_SET TASK_
Retype the material word for word.

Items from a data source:
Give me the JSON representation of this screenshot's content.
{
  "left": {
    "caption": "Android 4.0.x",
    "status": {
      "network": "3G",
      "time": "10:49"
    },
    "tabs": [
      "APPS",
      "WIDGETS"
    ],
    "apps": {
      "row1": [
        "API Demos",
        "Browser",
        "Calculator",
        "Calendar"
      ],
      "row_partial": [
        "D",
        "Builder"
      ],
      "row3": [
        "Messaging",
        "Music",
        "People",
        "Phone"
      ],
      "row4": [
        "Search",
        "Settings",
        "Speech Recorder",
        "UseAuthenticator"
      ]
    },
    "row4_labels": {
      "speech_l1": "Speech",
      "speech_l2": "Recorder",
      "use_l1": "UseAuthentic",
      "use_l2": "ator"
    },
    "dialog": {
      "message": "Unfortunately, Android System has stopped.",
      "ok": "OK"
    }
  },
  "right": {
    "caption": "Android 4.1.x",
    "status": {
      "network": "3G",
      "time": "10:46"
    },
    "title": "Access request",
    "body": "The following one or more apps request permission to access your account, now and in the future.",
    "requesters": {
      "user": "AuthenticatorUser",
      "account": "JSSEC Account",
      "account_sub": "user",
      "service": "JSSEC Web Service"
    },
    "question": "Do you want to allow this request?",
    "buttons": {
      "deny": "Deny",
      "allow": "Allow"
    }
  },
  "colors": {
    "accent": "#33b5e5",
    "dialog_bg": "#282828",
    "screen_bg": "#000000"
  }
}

_RESULT OF THIS EXERCISE_
Give me the JSON representation of this screenshot's content.
{
  "left": {
    "caption": "Android 4.0.x",
    "status": {
      "network": "3G",
      "time": "10:49"
    },
    "tabs": [
      "APPS",
      "WIDGETS"
    ],
    "apps": {
      "row1": [
        "API Demos",
        "Browser",
        "Calculator",
        "Calendar"
      ],
      "row_partial": [
        "D",
        "Builder"
      ],
      "row3": [
        "Messaging",
        "Music",
        "People",
        "Phone"
      ],
      "row4": [
        "Search",
        "Settings",
        "Speech Recorder",
        "UseAuthenticator"
      ]
    },
    "row4_labels": {
      "speech_l1": "Speech",
      "speech_l2": "Recorder",
      "use_l1": "UseAuthentic",
      "use_l2": "ator"
    },
    "dialog": {
      "message": "Unfortunately, Android System has stopped.",
      "ok": "OK"
    }
  },
  "right": {
    "caption": "Android 4.1.x",
    "status": {
      "network": "3G",
      "time": "10:46"
    },
    "title": "Access request",
    "body": "The following one or more apps request permission to access your account, now and in the future.",
    "requesters": {
      "user": "AuthenticatorUser",
      "account": "JSSEC Account",
      "account_sub": "user",
      "service": "JSSEC Web Service"
    },
    "question": "Do you want to allow this request?",
    "buttons": {
      "deny": "Deny",
      "allow": "Allow"
    }
  },
  "colors": {
    "accent": "#33b5e5",
    "dialog_bg": "#282828",
    "screen_bg": "#000000"
  }
}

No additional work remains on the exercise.